Figure collection entries
# # # # # # #
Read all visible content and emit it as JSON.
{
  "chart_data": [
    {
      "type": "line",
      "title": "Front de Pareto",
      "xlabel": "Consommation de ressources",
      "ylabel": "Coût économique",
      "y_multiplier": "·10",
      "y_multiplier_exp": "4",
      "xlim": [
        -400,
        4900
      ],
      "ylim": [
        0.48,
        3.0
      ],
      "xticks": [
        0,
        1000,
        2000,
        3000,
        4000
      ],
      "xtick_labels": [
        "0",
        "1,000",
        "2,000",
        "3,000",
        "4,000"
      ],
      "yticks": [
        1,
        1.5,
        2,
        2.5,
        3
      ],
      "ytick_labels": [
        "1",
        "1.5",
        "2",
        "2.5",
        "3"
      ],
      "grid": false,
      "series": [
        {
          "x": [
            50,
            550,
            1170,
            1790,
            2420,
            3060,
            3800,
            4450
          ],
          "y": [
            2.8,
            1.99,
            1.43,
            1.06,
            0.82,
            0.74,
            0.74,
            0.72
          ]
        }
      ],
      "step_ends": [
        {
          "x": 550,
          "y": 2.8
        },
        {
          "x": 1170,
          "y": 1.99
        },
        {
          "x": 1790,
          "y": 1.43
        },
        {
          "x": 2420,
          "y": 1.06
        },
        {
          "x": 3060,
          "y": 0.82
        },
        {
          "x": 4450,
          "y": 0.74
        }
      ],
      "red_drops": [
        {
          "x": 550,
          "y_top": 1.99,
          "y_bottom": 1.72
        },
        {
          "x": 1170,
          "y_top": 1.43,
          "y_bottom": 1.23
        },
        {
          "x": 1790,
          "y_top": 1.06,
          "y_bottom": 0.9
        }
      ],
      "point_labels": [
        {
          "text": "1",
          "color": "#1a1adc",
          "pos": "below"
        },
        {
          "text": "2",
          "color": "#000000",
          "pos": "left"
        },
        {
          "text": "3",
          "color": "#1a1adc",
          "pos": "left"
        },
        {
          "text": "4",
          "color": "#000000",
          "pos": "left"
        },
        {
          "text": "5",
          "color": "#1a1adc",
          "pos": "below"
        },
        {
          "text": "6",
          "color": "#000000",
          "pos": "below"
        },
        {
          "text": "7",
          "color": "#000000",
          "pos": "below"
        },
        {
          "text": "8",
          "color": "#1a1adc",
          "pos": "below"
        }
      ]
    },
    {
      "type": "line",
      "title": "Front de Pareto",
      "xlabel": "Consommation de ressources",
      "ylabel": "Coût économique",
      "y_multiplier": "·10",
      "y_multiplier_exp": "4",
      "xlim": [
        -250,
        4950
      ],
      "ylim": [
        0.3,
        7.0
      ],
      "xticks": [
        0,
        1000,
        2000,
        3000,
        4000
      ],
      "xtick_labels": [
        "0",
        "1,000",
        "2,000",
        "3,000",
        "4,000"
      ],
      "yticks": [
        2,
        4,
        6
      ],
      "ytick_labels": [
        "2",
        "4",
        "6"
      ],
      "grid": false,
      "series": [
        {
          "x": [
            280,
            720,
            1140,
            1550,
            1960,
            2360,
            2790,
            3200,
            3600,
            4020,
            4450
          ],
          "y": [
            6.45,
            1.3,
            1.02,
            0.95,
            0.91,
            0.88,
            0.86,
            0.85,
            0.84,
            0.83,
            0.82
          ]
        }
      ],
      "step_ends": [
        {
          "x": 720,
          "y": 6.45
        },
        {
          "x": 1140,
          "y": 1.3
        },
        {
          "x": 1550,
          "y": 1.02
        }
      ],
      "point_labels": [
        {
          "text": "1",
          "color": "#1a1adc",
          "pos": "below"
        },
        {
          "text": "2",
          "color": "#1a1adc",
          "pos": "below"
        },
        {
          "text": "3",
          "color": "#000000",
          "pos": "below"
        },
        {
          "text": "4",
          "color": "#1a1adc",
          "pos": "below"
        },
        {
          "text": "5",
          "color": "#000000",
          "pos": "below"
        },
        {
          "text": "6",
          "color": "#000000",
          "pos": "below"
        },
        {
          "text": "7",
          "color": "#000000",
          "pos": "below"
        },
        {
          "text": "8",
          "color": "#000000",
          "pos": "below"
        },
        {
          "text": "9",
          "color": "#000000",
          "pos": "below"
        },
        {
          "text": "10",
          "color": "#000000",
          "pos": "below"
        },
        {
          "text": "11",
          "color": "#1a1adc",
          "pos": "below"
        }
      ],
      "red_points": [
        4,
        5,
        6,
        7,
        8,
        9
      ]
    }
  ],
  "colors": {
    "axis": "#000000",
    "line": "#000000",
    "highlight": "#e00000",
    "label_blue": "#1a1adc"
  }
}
# # # # # # #
Stated problem - Reproduce each entry word for word.

Right answer -
Read all visible content and emit it as JSON.
{
  "chart_data": [
    {
      "type": "line",
      "title": "Front de Pareto",
      "xlabel": "Consommation de ressources",
      "ylabel": "Coût économique",
      "y_multiplier": "·10",
      "y_multiplier_exp": "4",
      "xlim": [
        -400,
        4900
      ],
      "ylim": [
        0.48,
        3.0
      ],
      "xticks": [
        0,
        1000,
        2000,
        3000,
        4000
      ],
      "xtick_labels": [
        "0",
        "1,000",
        "2,000",
        "3,000",
        "4,000"
      ],
      "yticks": [
        1,
        1.5,
        2,
        2.5,
        3
      ],
      "ytick_labels": [
        "1",
        "1.5",
        "2",
        "2.5",
        "3"
      ],
      "grid": false,
      "series": [
        {
          "x": [
            50,
            550,
            1170,
            1790,
            2420,
            3060,
            3800,
            4450
          ],
          "y": [
            2.8,
            1.99,
            1.43,
            1.06,
            0.82,
            0.74,
            0.74,
            0.72
          ]
        }
      ],
      "step_ends": [
        {
          "x": 550,
          "y": 2.8
        },
        {
          "x": 1170,
          "y": 1.99
        },
        {
          "x": 1790,
          "y": 1.43
        },
        {
          "x": 2420,
          "y": 1.06
        },
        {
          "x": 3060,
          "y": 0.82
        },
        {
          "x": 4450,
          "y": 0.74
        }
      ],
      "red_drops": [
        {
          "x": 550,
          "y_top": 1.99,
          "y_bottom": 1.72
        },
        {
          "x": 1170,
          "y_top": 1.43,
          "y_bottom": 1.23
        },
        {
          "x": 1790,
          "y_top": 1.06,
          "y_bottom": 0.9
        }
      ],
      "point_labels": [
        {
          "text": "1",
          "color": "#1a1adc",
          "pos": "below"
        },
        {
          "text": "2",
          "color": "#000000",
          "pos": "left"
        },
        {
          "text": "3",
          "color": "#1a1adc",
          "pos": "left"
        },
        {
          "text": "4",
          "color": "#000000",
          "pos": "left"
        },
        {
          "text": "5",
          "color": "#1a1adc",
          "pos": "below"
        },
        {
          "text": "6",
          "color": "#000000",
          "pos": "below"
        },
        {
          "text": "7",
          "color": "#000000",
          "pos": "below"
        },
        {
          "text": "8",
          "color": "#1a1adc",
          "pos": "below"
        }
      ]
    },
    {
      "type": "line",
      "title": "Front de Pareto",
      "xlabel": "Consommation de ressources",
      "ylabel": "Coût économique",
      "y_multiplier": "·10",
      "y_multiplier_exp": "4",
      "xlim": [
        -250,
        4950
      ],
      "ylim": [
        0.3,
        7.0
      ],
      "xticks": [
        0,
        1000,
        2000,
        3000,
        4000
      ],
      "xtick_labels": [
        "0",
        "1,000",
        "2,000",
        "3,000",
        "4,000"
      ],
      "yticks": [
        2,
        4,
        6
      ],
      "ytick_labels": [
        "2",
        "4",
        "6"
      ],
      "grid": false,
      "series": [
        {
          "x": [
            280,
            720,
            1140,
            1550,
            1960,
            2360,
            2790,
            3200,
            3600,
            4020,
            4450
          ],
          "y": [
            6.45,
            1.3,
            1.02,
            0.95,
            0.91,
            0.88,
            0.86,
            0.85,
            0.84,
            0.83,
            0.82
          ]
        }
      ],
      "step_ends": [
        {
          "x": 720,
          "y": 6.45
        },
        {
          "x": 1140,
          "y": 1.3
        },
        {
          "x": 1550,
          "y": 1.02
        }
      ],
      "point_labels": [
        {
          "text": "1",
          "color": "#1a1adc",
          "pos": "below"
        },
        {
          "text": "2",
          "color": "#1a1adc",
          "pos": "below"
        },
        {
          "text": "3",
          "color": "#000000",
          "pos": "below"
        },
        {
          "text": "4",
          "color": "#1a1adc",
          "pos": "below"
        },
        {
          "text": "5",
          "color": "#000000",
          "pos": "below"
        },
        {
          "text": "6",
          "color": "#000000",
          "pos": "below"
        },
        {
          "text": "7",
          "color": "#000000",
          "pos": "below"
        },
        {
          "text": "8",
          "color": "#000000",
          "pos": "below"
        },
        {
          "text": "9",
          "color": "#000000",
          "pos": "below"
        },
        {
          "text": "10",
          "color": "#000000",
          "pos": "below"
        },
        {
          "text": "11",
          "color": "#1a1adc",
          "pos": "below"
        }
      ],
      "red_points": [
        4,
        5,
        6,
        7,
        8,
        9
      ]
    }
  ],
  "colors": {
    "axis": "#000000",
    "line": "#000000",
    "highlight": "#e00000",
    "label_blue": "#1a1adc"
  }
}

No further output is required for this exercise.